#### Information given

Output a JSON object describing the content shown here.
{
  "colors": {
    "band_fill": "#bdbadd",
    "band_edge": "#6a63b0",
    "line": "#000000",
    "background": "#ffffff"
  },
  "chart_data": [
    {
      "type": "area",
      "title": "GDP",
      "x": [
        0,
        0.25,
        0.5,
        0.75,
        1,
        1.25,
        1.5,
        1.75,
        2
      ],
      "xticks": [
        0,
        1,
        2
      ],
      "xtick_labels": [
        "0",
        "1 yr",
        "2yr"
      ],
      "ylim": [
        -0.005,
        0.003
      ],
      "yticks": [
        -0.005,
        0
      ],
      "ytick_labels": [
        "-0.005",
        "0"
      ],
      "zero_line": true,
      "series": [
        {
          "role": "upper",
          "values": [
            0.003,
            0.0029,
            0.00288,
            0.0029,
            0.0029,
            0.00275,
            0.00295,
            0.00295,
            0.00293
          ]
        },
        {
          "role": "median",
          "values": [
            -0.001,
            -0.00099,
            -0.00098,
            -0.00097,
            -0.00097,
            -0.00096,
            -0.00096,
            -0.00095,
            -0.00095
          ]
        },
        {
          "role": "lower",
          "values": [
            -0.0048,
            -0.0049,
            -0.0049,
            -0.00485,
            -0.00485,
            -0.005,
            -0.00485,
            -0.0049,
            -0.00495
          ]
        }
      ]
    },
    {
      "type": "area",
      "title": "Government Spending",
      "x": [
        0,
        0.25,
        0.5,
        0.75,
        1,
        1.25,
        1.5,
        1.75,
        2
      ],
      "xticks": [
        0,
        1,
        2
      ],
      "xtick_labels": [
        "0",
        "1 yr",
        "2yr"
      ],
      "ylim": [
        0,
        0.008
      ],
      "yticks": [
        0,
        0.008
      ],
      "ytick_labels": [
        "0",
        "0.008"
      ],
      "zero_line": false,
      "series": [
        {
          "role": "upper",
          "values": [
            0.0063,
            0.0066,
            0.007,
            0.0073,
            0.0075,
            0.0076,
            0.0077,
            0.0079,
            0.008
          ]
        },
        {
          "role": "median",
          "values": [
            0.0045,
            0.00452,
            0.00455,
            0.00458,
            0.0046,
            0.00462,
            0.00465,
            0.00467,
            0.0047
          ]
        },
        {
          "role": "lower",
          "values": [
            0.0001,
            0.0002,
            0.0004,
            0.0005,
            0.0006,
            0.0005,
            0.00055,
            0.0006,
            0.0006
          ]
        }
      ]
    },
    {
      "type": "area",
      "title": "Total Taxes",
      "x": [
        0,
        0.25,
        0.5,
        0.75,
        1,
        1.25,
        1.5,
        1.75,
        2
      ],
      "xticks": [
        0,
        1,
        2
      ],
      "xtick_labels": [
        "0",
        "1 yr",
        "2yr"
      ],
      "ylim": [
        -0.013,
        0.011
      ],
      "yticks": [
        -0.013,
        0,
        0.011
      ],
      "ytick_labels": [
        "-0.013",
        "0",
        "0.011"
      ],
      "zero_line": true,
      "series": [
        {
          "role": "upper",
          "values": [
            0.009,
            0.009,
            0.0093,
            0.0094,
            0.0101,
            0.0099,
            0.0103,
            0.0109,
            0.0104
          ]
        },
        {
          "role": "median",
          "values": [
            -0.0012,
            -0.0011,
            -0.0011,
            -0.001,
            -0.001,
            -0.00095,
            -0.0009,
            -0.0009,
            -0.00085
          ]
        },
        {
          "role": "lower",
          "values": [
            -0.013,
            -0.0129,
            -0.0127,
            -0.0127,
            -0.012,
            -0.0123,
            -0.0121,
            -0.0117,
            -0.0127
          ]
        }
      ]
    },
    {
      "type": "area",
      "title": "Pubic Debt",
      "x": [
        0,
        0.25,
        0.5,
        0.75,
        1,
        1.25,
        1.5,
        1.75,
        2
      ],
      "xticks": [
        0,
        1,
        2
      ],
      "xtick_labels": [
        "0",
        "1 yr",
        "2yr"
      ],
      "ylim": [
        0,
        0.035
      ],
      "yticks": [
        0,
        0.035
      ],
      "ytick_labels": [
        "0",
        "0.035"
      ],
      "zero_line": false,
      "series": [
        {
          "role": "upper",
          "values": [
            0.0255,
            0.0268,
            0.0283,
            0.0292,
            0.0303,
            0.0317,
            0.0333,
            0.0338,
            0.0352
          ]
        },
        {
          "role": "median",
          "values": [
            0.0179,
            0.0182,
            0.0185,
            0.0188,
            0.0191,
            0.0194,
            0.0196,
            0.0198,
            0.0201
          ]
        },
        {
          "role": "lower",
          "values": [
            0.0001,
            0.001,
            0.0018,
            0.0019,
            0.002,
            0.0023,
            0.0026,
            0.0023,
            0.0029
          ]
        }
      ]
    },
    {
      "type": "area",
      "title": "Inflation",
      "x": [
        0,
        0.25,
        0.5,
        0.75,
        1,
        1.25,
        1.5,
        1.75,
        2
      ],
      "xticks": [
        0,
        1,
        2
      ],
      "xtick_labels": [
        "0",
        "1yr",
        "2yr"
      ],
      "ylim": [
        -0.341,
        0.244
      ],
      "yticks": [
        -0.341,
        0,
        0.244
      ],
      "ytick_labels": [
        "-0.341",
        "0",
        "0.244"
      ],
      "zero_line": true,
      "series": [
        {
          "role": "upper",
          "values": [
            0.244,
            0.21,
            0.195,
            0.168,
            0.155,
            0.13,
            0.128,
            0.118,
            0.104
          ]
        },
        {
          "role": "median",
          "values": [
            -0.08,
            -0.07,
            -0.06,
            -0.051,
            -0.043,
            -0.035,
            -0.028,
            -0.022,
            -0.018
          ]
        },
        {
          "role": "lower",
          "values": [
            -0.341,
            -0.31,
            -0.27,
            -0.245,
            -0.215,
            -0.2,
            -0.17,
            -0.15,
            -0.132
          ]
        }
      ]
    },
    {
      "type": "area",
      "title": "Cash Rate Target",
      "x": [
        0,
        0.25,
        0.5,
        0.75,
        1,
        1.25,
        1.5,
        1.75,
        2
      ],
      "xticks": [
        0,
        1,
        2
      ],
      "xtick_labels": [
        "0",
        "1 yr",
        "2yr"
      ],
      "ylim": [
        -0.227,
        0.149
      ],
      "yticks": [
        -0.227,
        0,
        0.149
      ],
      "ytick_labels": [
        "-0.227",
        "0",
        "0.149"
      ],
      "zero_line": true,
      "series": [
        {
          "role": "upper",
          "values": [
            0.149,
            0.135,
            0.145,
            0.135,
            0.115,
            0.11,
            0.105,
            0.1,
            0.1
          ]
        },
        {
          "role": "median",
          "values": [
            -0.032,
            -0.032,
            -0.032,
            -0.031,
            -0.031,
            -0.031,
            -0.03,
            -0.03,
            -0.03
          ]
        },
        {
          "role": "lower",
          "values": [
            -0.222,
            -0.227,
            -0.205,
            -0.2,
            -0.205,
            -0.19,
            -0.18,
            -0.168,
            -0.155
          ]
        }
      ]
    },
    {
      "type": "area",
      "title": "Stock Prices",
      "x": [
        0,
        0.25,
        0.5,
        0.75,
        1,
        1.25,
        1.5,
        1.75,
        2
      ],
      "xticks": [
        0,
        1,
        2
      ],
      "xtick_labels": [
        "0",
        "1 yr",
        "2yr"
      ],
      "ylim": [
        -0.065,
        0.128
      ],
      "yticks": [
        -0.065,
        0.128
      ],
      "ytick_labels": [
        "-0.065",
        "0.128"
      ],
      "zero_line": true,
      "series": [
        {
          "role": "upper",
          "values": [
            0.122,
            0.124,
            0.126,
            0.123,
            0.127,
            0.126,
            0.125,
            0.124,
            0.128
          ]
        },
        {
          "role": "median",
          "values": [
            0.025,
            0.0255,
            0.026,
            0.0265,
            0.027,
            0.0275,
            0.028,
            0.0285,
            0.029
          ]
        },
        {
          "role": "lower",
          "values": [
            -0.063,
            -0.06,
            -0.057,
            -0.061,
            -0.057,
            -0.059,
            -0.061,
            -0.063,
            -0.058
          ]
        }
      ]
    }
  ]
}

########

Aim -
Look through the data above. Copy every line with the string "title" in it.

In response -
      "title": "GDP",
      "title": "Government Spending",
      "title": "Total Taxes",
      "title": "Pubic Debt",
      "title": "Inflation",
      "title": "Cash Rate Target",
      "title": "Stock Prices",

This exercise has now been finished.